##### MATERIAL FOR THIS TASK
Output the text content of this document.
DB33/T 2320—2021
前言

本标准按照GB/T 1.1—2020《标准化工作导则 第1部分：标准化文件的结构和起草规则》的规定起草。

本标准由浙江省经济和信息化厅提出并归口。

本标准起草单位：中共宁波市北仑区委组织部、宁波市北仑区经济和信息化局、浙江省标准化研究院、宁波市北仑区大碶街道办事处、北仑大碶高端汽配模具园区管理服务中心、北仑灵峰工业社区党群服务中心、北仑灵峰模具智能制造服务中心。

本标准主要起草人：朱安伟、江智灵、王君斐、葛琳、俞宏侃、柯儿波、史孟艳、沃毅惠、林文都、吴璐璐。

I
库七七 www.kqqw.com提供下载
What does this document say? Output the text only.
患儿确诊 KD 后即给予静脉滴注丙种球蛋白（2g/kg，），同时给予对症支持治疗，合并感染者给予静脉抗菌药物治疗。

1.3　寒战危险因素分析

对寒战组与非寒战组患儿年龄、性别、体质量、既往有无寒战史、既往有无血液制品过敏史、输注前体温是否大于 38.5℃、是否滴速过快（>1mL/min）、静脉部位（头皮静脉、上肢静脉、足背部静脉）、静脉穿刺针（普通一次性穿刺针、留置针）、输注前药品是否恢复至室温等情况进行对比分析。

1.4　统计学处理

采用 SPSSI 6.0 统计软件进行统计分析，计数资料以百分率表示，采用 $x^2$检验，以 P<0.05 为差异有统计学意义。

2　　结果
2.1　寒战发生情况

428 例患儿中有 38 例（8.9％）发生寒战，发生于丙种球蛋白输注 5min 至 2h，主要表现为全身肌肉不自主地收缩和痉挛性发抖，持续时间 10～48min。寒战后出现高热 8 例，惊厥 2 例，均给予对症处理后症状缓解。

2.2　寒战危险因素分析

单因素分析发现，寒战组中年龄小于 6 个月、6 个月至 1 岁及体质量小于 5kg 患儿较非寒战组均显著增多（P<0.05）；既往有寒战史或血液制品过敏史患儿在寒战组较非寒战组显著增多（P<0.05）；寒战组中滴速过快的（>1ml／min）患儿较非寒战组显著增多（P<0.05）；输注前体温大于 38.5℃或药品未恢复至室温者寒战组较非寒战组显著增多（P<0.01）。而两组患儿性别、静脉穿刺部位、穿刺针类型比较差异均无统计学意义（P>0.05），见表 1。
##########
**WORK REQUIRED**.
State, as a number only, how many lines in the entries include "text".

**FULL SOLUTION**.
2